Task to carry out: Return each line holding the string "meeting".
----- Data for this task -----
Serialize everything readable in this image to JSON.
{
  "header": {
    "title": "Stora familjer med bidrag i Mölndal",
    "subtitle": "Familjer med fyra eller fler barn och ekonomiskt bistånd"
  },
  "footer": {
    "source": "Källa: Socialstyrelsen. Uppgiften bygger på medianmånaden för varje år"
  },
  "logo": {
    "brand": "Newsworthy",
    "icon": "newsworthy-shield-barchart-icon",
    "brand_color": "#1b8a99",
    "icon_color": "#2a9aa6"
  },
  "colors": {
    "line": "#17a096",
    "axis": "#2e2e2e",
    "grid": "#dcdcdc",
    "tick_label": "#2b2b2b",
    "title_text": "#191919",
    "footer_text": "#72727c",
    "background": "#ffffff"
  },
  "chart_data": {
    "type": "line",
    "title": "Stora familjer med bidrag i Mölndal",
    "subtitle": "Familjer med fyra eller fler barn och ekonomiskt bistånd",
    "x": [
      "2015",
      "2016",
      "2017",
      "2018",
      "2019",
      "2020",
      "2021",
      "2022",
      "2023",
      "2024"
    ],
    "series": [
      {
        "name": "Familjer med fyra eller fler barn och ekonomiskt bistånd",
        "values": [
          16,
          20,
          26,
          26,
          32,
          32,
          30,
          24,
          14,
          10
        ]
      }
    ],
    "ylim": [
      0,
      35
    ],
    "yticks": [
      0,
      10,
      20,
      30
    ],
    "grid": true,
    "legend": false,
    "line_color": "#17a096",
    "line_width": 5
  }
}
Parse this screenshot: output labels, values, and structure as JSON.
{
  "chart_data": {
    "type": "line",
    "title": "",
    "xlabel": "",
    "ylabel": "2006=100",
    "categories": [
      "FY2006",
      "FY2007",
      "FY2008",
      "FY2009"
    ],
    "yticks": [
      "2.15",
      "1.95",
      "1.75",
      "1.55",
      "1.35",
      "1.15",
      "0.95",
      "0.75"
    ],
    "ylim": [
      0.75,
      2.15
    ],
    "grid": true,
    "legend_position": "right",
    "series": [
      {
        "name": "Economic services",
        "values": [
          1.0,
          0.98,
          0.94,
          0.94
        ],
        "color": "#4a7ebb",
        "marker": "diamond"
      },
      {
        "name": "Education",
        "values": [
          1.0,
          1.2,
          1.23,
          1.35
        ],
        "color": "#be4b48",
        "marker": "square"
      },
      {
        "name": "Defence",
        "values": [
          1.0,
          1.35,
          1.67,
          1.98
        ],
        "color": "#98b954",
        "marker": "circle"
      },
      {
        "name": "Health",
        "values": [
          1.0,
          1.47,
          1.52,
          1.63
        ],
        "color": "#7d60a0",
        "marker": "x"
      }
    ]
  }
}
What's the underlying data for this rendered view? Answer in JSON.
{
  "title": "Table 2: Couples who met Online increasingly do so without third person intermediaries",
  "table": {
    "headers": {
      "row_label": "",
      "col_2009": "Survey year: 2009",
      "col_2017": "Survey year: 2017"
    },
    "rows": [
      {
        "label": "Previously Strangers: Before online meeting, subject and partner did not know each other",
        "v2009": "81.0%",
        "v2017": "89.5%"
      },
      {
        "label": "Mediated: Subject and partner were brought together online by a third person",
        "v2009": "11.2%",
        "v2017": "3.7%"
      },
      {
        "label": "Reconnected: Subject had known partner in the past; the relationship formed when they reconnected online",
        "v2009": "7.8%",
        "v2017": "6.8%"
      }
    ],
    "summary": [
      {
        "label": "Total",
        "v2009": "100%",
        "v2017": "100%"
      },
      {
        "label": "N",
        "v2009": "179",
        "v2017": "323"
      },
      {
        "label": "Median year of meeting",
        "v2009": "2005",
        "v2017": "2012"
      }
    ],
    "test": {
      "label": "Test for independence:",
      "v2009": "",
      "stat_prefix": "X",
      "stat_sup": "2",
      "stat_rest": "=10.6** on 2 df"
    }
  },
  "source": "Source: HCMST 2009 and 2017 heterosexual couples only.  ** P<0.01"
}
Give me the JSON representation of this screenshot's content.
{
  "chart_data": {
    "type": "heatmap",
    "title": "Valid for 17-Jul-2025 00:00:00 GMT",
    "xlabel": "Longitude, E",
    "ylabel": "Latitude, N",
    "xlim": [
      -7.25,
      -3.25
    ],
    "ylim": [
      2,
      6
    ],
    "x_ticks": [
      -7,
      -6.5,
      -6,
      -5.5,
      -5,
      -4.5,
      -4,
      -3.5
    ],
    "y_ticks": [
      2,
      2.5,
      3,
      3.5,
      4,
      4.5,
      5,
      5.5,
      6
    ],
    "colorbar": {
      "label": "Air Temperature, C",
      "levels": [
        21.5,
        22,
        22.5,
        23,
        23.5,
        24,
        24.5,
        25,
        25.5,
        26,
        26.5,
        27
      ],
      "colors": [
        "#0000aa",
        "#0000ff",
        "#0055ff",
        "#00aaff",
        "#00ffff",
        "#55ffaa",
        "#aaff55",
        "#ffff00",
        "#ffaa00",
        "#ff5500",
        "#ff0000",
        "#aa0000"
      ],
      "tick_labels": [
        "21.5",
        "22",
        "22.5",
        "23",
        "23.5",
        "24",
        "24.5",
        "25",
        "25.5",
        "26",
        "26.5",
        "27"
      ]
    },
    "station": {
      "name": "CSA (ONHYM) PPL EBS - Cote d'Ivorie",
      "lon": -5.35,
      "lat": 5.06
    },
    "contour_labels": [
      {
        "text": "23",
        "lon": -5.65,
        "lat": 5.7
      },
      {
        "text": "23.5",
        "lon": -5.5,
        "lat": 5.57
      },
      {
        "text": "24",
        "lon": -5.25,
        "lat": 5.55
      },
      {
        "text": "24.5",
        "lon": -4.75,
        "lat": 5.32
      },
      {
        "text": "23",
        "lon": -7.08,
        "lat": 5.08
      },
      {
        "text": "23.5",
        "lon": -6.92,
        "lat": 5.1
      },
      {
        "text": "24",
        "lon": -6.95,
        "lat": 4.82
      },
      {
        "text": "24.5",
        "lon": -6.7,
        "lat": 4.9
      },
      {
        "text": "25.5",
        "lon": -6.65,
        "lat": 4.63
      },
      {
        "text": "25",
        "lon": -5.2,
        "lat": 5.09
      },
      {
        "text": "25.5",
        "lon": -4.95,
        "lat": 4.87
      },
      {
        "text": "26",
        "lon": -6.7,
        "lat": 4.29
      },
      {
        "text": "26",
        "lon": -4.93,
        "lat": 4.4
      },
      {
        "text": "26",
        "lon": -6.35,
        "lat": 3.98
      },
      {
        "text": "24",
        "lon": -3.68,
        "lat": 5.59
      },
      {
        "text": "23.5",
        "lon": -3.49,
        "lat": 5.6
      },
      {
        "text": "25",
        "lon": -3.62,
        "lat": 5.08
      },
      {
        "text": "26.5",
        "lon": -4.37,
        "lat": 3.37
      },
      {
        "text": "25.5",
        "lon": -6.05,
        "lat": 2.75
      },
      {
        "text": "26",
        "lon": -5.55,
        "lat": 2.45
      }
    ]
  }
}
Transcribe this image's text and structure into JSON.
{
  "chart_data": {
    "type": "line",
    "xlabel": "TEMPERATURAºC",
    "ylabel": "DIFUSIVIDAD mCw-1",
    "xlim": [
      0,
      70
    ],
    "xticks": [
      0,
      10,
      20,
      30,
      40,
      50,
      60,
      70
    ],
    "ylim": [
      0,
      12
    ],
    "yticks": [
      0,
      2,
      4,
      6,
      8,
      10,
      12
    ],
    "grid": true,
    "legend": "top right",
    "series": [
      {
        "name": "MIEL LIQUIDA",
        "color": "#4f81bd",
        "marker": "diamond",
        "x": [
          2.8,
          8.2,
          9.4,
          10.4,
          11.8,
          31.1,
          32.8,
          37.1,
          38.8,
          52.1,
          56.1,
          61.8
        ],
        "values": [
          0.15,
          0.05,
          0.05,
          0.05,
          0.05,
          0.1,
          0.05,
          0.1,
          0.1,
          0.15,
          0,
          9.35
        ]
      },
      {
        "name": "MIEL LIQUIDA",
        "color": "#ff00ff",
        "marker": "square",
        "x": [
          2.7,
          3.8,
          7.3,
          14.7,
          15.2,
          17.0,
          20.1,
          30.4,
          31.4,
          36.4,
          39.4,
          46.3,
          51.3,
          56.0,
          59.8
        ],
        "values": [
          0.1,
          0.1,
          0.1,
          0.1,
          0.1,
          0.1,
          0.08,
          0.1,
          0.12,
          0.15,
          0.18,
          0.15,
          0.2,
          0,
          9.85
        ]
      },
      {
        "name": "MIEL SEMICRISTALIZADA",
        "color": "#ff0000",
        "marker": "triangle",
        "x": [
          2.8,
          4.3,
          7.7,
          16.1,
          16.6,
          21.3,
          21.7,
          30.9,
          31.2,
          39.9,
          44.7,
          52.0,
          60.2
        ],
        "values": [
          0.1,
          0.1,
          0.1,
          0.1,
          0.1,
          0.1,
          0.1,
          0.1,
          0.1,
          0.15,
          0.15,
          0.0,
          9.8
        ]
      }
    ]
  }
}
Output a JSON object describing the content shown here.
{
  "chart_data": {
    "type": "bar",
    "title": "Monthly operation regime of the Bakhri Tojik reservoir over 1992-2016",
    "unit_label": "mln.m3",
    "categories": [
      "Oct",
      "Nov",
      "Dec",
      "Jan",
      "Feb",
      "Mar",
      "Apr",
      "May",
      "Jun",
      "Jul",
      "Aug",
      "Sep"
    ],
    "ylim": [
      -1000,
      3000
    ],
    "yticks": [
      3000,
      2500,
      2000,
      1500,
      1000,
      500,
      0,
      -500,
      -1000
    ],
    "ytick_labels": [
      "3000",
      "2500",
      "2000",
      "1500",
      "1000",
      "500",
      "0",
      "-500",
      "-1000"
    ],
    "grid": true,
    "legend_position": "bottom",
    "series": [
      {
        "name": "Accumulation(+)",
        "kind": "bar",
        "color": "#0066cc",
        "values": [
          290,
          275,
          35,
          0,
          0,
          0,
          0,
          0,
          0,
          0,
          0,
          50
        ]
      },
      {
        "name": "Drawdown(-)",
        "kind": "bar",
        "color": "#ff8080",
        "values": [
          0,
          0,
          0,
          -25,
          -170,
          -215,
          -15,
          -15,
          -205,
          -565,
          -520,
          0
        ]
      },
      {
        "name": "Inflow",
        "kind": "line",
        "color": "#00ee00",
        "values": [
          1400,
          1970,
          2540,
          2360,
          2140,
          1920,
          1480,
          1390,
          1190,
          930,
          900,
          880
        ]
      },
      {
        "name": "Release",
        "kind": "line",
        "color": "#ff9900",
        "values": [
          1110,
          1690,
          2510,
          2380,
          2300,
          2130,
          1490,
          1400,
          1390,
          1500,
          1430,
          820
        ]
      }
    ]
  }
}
-----
Solution:
        "label": "Previously Strangers: Before online meeting, subject and partner did not know each other",
        "label": "Median year of meeting",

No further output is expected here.